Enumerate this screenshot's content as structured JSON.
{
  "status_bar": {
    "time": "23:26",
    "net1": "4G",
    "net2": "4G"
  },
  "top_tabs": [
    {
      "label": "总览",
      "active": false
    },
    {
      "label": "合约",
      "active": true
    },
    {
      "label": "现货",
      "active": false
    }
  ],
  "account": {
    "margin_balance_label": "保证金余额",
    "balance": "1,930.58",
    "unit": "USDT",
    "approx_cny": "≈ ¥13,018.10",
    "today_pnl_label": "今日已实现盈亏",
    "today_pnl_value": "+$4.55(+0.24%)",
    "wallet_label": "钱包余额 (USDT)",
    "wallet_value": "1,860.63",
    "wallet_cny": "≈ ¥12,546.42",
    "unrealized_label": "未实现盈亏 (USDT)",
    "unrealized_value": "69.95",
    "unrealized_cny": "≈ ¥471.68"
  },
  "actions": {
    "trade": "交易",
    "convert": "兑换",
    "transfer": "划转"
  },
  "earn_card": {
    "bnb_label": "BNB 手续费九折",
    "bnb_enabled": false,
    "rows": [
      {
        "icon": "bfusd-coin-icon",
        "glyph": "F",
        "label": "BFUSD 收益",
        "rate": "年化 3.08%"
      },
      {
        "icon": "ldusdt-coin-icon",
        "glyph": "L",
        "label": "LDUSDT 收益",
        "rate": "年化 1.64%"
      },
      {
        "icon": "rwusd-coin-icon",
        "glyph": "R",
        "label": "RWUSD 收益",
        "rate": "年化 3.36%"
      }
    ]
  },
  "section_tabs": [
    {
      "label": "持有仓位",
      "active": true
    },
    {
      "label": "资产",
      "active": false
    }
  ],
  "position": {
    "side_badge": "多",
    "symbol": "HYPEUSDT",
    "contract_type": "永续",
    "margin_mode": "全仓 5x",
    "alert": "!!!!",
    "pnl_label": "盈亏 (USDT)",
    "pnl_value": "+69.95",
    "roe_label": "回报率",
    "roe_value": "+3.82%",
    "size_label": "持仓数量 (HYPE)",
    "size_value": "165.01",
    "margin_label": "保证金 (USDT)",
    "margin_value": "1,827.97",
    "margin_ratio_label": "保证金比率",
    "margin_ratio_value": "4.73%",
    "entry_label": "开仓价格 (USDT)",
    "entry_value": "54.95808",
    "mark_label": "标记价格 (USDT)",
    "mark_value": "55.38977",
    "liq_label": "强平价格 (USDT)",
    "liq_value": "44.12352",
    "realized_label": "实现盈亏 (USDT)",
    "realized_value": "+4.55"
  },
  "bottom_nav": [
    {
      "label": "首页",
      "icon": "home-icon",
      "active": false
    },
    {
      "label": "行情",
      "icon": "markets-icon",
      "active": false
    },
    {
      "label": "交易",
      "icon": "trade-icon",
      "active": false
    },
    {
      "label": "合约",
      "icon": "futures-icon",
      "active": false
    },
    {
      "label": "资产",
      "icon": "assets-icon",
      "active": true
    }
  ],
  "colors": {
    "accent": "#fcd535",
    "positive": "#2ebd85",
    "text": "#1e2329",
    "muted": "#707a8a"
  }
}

* _Aim of the task_:
Copy out the lines that hold "coin".

* _Exercise response_:
        "icon": "bfusd-coin-icon",
        "icon": "ldusdt-coin-icon",
        "icon": "rwusd-coin-icon",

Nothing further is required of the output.